● What is required
Leave out the pictures and repeat the data exactly.

START

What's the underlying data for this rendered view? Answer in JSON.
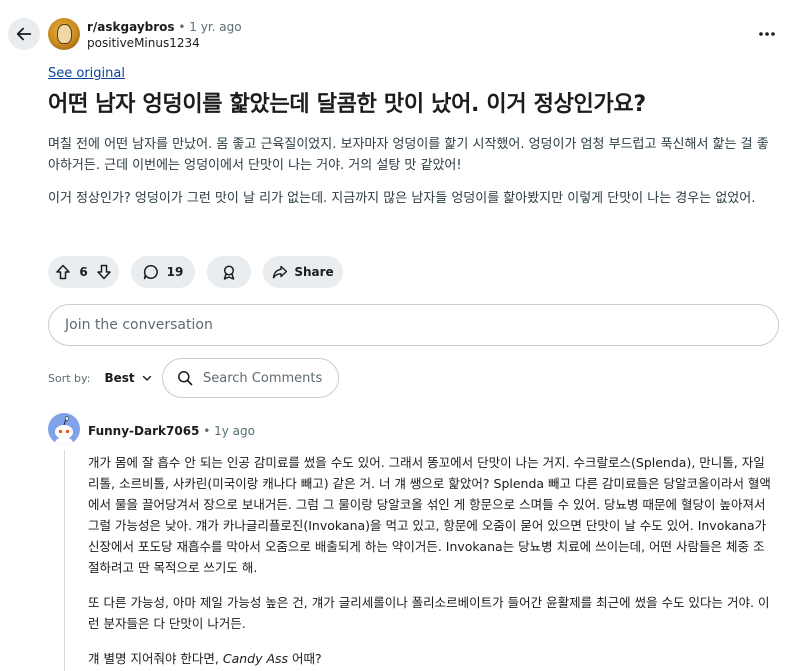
{
  "header": {
    "subreddit": "r/askgaybros",
    "separator": "•",
    "post_age": "1 yr. ago",
    "author": "positiveMinus1234"
  },
  "post": {
    "see_original": "See original",
    "title": "어떤 남자 엉덩이를 핥았는데 달콤한 맛이 났어. 이거 정상인가요?",
    "paragraphs": [
      "며칠 전에 어떤 남자를 만났어. 몸 좋고 근육질이었지. 보자마자 엉덩이를 핥기 시작했어. 엉덩이가 엄청 부드럽고 푹신해서 핥는 걸 좋아하거든. 근데 이번에는 엉덩이에서 단맛이 나는 거야. 거의 설탕 맛 같았어!",
      "이거 정상인가? 엉덩이가 그런 맛이 날 리가 없는데. 지금까지 많은 남자들 엉덩이를 핥아봤지만 이렇게 단맛이 나는 경우는 없었어."
    ]
  },
  "actions": {
    "score": "6",
    "comments": "19",
    "share": "Share"
  },
  "join": {
    "placeholder": "Join the conversation"
  },
  "sort": {
    "label": "Sort by:",
    "value": "Best",
    "search_placeholder": "Search Comments"
  },
  "comment": {
    "author": "Funny-Dark7065",
    "separator": "•",
    "age": "1y ago",
    "paragraphs": [
      "개가 몸에 잘 흡수 안 되는 인공 감미료를 썼을 수도 있어. 그래서 똥꼬에서 단맛이 나는 거지. 수크랄로스(Splenda), 만니톨, 자일리톨, 소르비톨, 사카린(미국이랑 캐나다 빼고) 같은 거. 너 걔 쌩으로 핥았어? Splenda 빼고 다른 감미료들은 당알코올이라서 혈액에서 물을 끌어당겨서 장으로 보내거든. 그럼 그 물이랑 당알코올 섞인 게 항문으로 스며들 수 있어. 당뇨병 때문에 혈당이 높아져서 그럴 가능성은 낮아. 걔가 카나글리플로진(Invokana)을 먹고 있고, 항문에 오줌이 묻어 있으면 단맛이 날 수도 있어. Invokana가 신장에서 포도당 재흡수를 막아서 오줌으로 배출되게 하는 약이거든. Invokana는 당뇨병 치료에 쓰이는데, 어떤 사람들은 체중 조절하려고 딴 목적으로 쓰기도 해.",
      "또 다른 가능성, 아마 제일 가능성 높은 건, 걔가 글리세롤이나 폴리소르베이트가 들어간 윤활제를 최근에 썼을 수도 있다는 거야. 이런 분자들은 다 단맛이 나거든."
    ],
    "last_line_prefix": "걔 별명 지어줘야 한다면, ",
    "last_line_emph": "Candy Ass",
    "last_line_suffix": " 어때?"
  }
}
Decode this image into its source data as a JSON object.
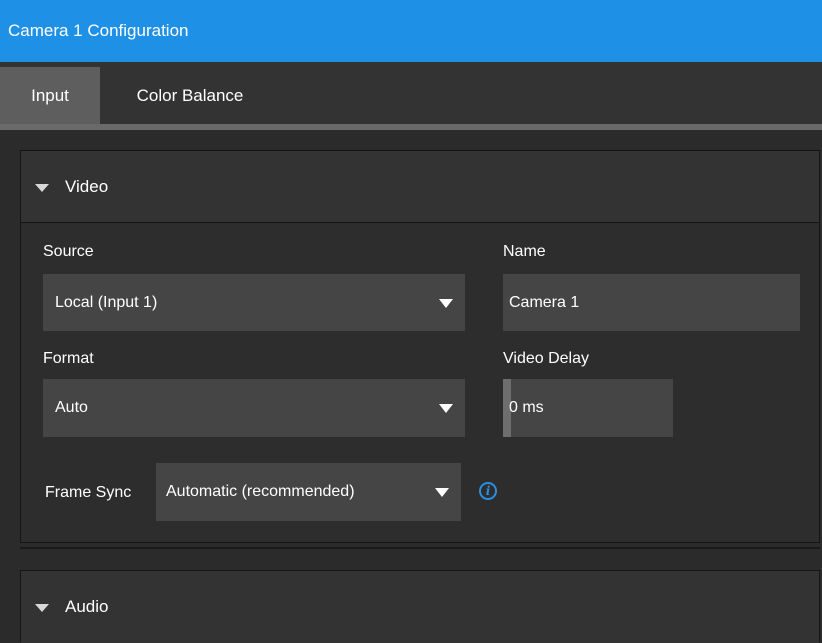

END

● Result below
What's the underlying data for this rendered view? Answer in JSON.
{
  "header": {
    "subreddit": "r/askgaybros",
    "separator": "•",
    "post_age": "1 yr. ago",
    "author": "positiveMinus1234"
  },
  "post": {
    "see_original": "See original",
    "title": "어떤 남자 엉덩이를 핥았는데 달콤한 맛이 났어. 이거 정상인가요?",
    "paragraphs": [
      "며칠 전에 어떤 남자를 만났어. 몸 좋고 근육질이었지. 보자마자 엉덩이를 핥기 시작했어. 엉덩이가 엄청 부드럽고 푹신해서 핥는 걸 좋아하거든. 근데 이번에는 엉덩이에서 단맛이 나는 거야. 거의 설탕 맛 같았어!",
      "이거 정상인가? 엉덩이가 그런 맛이 날 리가 없는데. 지금까지 많은 남자들 엉덩이를 핥아봤지만 이렇게 단맛이 나는 경우는 없었어."
    ]
  },
  "actions": {
    "score": "6",
    "comments": "19",
    "share": "Share"
  },
  "join": {
    "placeholder": "Join the conversation"
  },
  "sort": {
    "label": "Sort by:",
    "value": "Best",
    "search_placeholder": "Search Comments"
  },
  "comment": {
    "author": "Funny-Dark7065",
    "separator": "•",
    "age": "1y ago",
    "paragraphs": [
      "개가 몸에 잘 흡수 안 되는 인공 감미료를 썼을 수도 있어. 그래서 똥꼬에서 단맛이 나는 거지. 수크랄로스(Splenda), 만니톨, 자일리톨, 소르비톨, 사카린(미국이랑 캐나다 빼고) 같은 거. 너 걔 쌩으로 핥았어? Splenda 빼고 다른 감미료들은 당알코올이라서 혈액에서 물을 끌어당겨서 장으로 보내거든. 그럼 그 물이랑 당알코올 섞인 게 항문으로 스며들 수 있어. 당뇨병 때문에 혈당이 높아져서 그럴 가능성은 낮아. 걔가 카나글리플로진(Invokana)을 먹고 있고, 항문에 오줌이 묻어 있으면 단맛이 날 수도 있어. Invokana가 신장에서 포도당 재흡수를 막아서 오줌으로 배출되게 하는 약이거든. Invokana는 당뇨병 치료에 쓰이는데, 어떤 사람들은 체중 조절하려고 딴 목적으로 쓰기도 해.",
      "또 다른 가능성, 아마 제일 가능성 높은 건, 걔가 글리세롤이나 폴리소르베이트가 들어간 윤활제를 최근에 썼을 수도 있다는 거야. 이런 분자들은 다 단맛이 나거든."
    ],
    "last_line_prefix": "걔 별명 지어줘야 한다면, ",
    "last_line_emph": "Candy Ass",
    "last_line_suffix": " 어때?"
  }
}
Decode this image into its source data as a JSON object.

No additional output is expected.